Task statement:
Extract every record, exactly as written, and ignore the pictures.

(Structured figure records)
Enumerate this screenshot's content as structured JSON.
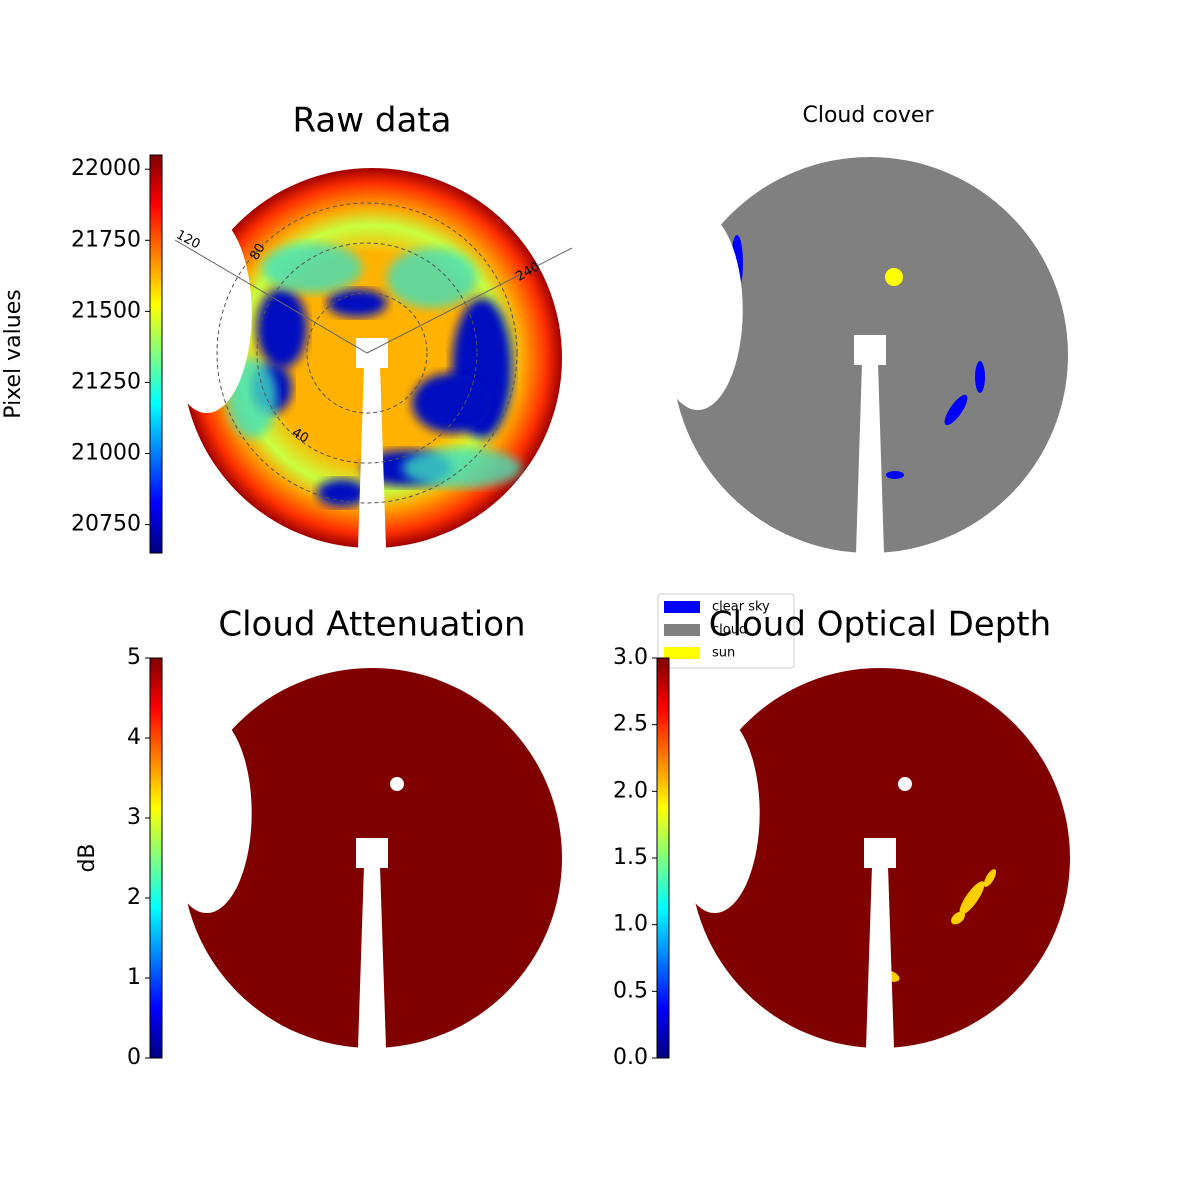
{
  "chart_data": [
    {
      "type": "image",
      "title": "Raw data",
      "colormap": "jet",
      "colorbar": {
        "label": "Pixel values",
        "lim": [
          20650,
          22050
        ],
        "ticks": [
          20750,
          21000,
          21250,
          21500,
          21750,
          22000
        ]
      },
      "polar_labels": [
        "120",
        "80",
        "240",
        "40"
      ]
    },
    {
      "type": "image",
      "title": "Cloud cover",
      "legend": {
        "series": [
          {
            "name": "clear sky",
            "color": "#0000ff"
          },
          {
            "name": "cloud",
            "color": "#808080"
          },
          {
            "name": "sun",
            "color": "#ffff00"
          }
        ]
      }
    },
    {
      "type": "image",
      "title": "Cloud Attenuation",
      "colormap": "jet",
      "colorbar": {
        "label": "dB",
        "lim": [
          0,
          5
        ],
        "ticks": [
          0,
          1,
          2,
          3,
          4,
          5
        ]
      }
    },
    {
      "type": "image",
      "title": "Cloud Optical Depth",
      "colormap": "jet",
      "colorbar": {
        "lim": [
          0,
          3
        ],
        "ticks": [
          {
            "value": 0,
            "label": "0.0"
          },
          0.5,
          {
            "value": 1,
            "label": "1.0"
          },
          1.5,
          {
            "value": 2,
            "label": "2.0"
          },
          2.5,
          {
            "value": 3,
            "label": "3.0"
          }
        ]
      }
    }
  ]
}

Exercise result:
Enumerate this screenshot's content as structured JSON.
{
  "chart_data": [
    {
      "type": "image",
      "title": "Raw data",
      "colormap": "jet",
      "colorbar": {
        "label": "Pixel values",
        "lim": [
          20650,
          22050
        ],
        "ticks": [
          20750,
          21000,
          21250,
          21500,
          21750,
          22000
        ]
      },
      "polar_labels": [
        "120",
        "80",
        "240",
        "40"
      ]
    },
    {
      "type": "image",
      "title": "Cloud cover",
      "legend": {
        "series": [
          {
            "name": "clear sky",
            "color": "#0000ff"
          },
          {
            "name": "cloud",
            "color": "#808080"
          },
          {
            "name": "sun",
            "color": "#ffff00"
          }
        ]
      }
    },
    {
      "type": "image",
      "title": "Cloud Attenuation",
      "colormap": "jet",
      "colorbar": {
        "label": "dB",
        "lim": [
          0,
          5
        ],
        "ticks": [
          0,
          1,
          2,
          3,
          4,
          5
        ]
      }
    },
    {
      "type": "image",
      "title": "Cloud Optical Depth",
      "colormap": "jet",
      "colorbar": {
        "lim": [
          0,
          3
        ],
        "ticks": [
          {
            "value": 0,
            "label": "0.0"
          },
          0.5,
          {
            "value": 1,
            "label": "1.0"
          },
          1.5,
          {
            "value": 2,
            "label": "2.0"
          },
          2.5,
          {
            "value": 3,
            "label": "3.0"
          }
        ]
      }
    }
  ]
}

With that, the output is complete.